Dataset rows
begin
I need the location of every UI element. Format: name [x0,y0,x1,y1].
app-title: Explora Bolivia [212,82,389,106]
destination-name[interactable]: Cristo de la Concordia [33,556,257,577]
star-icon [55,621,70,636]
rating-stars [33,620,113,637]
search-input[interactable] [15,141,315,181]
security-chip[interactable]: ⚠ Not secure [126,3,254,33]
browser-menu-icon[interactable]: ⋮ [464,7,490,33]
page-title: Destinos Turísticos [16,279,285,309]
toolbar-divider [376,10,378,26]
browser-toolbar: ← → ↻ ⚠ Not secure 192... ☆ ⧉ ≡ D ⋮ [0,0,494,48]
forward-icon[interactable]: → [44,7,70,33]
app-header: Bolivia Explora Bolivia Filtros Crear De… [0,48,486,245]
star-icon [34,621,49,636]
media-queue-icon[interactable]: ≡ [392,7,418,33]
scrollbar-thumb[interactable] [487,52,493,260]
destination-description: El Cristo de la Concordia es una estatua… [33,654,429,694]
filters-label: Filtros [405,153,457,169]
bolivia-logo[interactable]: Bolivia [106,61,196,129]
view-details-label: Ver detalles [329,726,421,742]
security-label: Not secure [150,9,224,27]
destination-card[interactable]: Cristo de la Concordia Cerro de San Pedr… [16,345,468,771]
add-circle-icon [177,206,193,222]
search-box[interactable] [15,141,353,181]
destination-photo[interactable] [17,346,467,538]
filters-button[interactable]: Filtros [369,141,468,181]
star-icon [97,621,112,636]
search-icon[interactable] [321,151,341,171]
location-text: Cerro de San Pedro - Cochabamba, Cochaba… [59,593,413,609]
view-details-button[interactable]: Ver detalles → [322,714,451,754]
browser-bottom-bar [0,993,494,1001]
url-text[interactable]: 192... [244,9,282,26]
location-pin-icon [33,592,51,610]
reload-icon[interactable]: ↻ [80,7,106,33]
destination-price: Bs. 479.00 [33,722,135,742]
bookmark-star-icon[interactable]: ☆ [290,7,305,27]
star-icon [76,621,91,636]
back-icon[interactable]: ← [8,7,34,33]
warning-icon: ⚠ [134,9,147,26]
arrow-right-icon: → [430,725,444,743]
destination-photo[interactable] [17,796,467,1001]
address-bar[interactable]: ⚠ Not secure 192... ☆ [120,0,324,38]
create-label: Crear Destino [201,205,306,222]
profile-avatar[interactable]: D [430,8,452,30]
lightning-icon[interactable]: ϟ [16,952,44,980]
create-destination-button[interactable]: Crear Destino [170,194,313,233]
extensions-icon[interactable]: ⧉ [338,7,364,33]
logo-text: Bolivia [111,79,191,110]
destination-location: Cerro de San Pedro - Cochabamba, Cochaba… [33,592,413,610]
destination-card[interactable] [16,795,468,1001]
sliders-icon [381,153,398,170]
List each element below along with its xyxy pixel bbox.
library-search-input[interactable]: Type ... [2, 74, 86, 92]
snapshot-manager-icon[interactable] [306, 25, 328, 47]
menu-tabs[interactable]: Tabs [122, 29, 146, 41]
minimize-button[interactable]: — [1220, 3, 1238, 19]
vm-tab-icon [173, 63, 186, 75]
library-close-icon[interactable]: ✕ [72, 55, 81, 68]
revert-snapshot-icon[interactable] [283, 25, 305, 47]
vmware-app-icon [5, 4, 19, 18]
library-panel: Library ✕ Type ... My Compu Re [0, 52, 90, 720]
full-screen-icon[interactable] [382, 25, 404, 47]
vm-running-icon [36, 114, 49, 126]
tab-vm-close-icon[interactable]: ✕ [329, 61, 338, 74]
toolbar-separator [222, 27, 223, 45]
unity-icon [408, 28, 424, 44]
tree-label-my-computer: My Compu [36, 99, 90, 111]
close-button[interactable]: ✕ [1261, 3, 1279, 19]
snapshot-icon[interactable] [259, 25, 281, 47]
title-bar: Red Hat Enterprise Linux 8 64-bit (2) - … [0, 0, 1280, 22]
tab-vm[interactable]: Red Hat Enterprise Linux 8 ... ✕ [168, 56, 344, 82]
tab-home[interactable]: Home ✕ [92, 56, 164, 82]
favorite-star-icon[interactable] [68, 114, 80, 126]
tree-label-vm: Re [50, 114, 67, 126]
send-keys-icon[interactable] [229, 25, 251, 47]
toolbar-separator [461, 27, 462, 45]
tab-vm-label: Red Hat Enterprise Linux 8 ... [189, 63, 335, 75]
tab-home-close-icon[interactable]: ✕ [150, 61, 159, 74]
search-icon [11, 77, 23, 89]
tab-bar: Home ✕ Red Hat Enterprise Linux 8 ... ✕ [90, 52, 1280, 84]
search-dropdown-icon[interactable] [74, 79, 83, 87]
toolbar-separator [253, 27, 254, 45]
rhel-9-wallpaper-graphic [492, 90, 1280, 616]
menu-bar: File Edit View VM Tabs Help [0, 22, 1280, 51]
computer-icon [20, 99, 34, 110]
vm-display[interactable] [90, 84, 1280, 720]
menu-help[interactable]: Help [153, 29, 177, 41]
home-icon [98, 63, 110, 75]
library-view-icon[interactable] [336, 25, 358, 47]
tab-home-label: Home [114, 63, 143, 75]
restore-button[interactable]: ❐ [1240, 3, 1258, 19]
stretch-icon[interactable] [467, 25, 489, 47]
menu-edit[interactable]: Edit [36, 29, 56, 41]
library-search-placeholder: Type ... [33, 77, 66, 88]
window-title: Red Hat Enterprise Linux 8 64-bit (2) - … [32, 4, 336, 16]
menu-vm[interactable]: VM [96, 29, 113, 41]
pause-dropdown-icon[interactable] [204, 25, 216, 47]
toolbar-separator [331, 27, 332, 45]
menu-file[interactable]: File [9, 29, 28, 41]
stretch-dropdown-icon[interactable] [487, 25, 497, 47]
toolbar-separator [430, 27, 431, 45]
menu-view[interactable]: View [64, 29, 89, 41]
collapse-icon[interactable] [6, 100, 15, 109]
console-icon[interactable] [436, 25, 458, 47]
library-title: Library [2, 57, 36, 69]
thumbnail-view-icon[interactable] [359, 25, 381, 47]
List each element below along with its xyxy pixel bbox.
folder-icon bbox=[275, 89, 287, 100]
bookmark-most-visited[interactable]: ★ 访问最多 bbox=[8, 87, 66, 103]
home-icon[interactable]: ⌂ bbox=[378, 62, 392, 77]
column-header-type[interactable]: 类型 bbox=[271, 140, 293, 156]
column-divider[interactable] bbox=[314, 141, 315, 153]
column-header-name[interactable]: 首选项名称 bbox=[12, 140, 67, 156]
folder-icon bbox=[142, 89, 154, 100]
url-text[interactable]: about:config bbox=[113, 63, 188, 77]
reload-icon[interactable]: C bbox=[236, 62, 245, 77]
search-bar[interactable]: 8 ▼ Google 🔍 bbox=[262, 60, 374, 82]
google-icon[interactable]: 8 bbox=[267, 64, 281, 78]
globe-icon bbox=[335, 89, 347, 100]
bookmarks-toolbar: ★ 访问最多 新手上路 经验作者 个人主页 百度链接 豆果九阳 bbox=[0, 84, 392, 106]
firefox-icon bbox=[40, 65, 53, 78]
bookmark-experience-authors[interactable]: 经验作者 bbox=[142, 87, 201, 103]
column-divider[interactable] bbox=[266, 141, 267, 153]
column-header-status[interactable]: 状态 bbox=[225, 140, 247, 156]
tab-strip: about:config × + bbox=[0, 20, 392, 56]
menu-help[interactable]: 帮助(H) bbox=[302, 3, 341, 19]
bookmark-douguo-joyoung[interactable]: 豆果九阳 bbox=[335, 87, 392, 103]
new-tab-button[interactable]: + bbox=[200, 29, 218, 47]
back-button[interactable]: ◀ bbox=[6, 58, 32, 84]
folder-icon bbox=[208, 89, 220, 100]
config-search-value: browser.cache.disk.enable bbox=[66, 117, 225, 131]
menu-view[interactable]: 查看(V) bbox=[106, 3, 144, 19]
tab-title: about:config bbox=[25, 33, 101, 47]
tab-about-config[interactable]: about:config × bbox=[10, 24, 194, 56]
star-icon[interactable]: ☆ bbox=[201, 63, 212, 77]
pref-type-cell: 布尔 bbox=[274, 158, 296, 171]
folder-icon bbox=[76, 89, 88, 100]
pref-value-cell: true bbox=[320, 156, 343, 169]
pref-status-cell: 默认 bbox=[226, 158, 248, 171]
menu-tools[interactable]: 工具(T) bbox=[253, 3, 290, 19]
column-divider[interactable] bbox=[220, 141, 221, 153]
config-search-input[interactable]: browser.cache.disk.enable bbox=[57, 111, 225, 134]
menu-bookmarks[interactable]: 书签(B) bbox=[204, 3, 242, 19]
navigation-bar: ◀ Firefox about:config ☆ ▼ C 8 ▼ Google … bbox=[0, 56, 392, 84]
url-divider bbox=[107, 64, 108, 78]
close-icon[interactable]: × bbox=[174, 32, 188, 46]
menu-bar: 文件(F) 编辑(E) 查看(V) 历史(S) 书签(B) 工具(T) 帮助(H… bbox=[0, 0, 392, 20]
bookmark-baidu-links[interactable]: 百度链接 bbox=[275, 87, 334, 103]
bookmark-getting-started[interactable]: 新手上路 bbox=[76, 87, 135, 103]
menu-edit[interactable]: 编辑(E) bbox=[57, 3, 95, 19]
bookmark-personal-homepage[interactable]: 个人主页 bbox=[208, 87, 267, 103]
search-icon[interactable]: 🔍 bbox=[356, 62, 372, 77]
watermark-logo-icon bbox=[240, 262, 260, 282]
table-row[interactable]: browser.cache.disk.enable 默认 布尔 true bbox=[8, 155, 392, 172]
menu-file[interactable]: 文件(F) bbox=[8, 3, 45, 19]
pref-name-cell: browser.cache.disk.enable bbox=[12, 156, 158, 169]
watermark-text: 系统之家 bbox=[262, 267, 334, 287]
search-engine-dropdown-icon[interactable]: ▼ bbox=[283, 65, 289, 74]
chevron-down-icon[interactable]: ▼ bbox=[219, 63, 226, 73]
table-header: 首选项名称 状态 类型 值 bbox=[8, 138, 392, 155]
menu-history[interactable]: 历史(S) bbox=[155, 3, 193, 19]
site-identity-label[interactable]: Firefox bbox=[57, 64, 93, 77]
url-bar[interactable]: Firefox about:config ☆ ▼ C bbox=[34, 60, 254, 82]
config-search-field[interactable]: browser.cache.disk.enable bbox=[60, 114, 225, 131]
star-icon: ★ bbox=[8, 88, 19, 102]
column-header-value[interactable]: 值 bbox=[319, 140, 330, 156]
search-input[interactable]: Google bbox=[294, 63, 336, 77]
end
- TASK STATEMENT
Reproduce everything from the first of the rows down to the line that contains "destination-price: Bs. 479.00", including both of those lines.

- COMPLETED EXERCISE
I need the location of every UI element. Format: name [x0,y0,x1,y1].
app-title: Explora Bolivia [212,82,389,106]
destination-name[interactable]: Cristo de la Concordia [33,556,257,577]
star-icon [55,621,70,636]
rating-stars [33,620,113,637]
search-input[interactable] [15,141,315,181]
security-chip[interactable]: ⚠ Not secure [126,3,254,33]
browser-menu-icon[interactable]: ⋮ [464,7,490,33]
page-title: Destinos Turísticos [16,279,285,309]
toolbar-divider [376,10,378,26]
browser-toolbar: ← → ↻ ⚠ Not secure 192... ☆ ⧉ ≡ D ⋮ [0,0,494,48]
forward-icon[interactable]: → [44,7,70,33]
app-header: Bolivia Explora Bolivia Filtros Crear De… [0,48,486,245]
star-icon [34,621,49,636]
media-queue-icon[interactable]: ≡ [392,7,418,33]
scrollbar-thumb[interactable] [487,52,493,260]
destination-description: El Cristo de la Concordia es una estatua… [33,654,429,694]
filters-label: Filtros [405,153,457,169]
bolivia-logo[interactable]: Bolivia [106,61,196,129]
view-details-label: Ver detalles [329,726,421,742]
security-label: Not secure [150,9,224,27]
destination-card[interactable]: Cristo de la Concordia Cerro de San Pedr… [16,345,468,771]
add-circle-icon [177,206,193,222]
search-box[interactable] [15,141,353,181]
destination-photo[interactable] [17,346,467,538]
filters-button[interactable]: Filtros [369,141,468,181]
star-icon [97,621,112,636]
search-icon[interactable] [321,151,341,171]
location-text: Cerro de San Pedro - Cochabamba, Cochaba… [59,593,413,609]
view-details-button[interactable]: Ver detalles → [322,714,451,754]
browser-bottom-bar [0,993,494,1001]
url-text[interactable]: 192... [244,9,282,26]
location-pin-icon [33,592,51,610]
reload-icon[interactable]: ↻ [80,7,106,33]
destination-price: Bs. 479.00 [33,722,135,742]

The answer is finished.